═════ Supplied records ═════
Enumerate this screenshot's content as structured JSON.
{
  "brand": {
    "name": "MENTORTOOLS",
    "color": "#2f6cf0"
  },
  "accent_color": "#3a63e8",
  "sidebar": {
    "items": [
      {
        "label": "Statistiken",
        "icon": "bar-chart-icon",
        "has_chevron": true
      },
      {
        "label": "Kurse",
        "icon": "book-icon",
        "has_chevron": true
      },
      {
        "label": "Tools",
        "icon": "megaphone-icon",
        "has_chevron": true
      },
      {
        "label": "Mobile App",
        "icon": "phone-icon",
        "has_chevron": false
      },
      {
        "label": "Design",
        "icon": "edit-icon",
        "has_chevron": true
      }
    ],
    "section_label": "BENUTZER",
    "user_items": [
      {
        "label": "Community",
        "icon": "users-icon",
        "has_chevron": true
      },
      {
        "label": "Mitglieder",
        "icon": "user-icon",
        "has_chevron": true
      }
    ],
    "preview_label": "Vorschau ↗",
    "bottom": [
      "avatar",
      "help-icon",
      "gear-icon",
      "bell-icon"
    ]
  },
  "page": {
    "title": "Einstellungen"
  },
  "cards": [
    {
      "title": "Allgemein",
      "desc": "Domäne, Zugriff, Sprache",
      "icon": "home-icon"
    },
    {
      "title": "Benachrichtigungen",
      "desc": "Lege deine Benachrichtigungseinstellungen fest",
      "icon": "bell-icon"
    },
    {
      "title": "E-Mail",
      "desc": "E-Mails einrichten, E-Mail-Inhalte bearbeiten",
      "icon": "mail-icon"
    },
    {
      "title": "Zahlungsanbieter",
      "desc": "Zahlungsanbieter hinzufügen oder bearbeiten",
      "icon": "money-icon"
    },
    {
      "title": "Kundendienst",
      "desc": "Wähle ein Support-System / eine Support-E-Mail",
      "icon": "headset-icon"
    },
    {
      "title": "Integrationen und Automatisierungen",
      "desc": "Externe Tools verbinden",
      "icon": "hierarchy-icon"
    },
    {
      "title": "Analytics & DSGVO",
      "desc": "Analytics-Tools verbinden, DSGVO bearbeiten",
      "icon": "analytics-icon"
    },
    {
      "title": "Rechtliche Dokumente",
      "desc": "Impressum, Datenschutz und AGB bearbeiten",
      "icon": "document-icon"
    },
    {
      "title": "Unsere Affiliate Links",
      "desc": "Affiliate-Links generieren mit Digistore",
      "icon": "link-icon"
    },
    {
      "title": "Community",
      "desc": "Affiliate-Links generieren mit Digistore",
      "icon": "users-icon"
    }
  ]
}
═════
The problem —
Within the data above, pick out all lines holding the word "verbinden".

The reply —
      "desc": "Externe Tools verbinden",
      "desc": "Analytics-Tools verbinden, DSGVO bearbeiten",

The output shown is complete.